#### Record excerpts

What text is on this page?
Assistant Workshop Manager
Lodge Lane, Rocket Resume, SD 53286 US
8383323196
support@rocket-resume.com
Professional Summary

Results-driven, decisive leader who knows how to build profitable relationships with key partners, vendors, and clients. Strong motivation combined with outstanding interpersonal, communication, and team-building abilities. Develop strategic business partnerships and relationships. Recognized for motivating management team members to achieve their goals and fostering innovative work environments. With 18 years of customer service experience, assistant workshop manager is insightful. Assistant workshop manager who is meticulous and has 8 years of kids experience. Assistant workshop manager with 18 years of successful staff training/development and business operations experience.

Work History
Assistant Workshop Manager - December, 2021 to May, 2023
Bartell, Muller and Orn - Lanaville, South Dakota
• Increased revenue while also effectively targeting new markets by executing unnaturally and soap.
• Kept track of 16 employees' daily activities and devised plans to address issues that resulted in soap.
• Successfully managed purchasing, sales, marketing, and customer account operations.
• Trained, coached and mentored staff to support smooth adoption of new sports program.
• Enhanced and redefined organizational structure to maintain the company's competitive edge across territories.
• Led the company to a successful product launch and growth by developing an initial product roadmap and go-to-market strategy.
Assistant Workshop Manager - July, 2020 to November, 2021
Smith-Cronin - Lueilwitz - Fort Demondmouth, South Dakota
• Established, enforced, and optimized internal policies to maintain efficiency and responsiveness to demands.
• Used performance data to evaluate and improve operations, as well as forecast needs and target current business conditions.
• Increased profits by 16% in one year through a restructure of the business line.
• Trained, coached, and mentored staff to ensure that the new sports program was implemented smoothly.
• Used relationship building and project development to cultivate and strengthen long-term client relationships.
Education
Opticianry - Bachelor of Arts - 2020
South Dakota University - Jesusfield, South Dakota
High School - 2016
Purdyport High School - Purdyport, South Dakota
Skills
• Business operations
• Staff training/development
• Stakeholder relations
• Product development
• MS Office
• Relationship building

########

# What the task asks
Gather each line of the listing containing the word "maintain" and show it.

# Exercise answer
• Enhanced and redefined organizational structure to maintain the company's competitive edge across territories.
• Established, enforced, and optimized internal policies to maintain efficiency and responsiveness to demands.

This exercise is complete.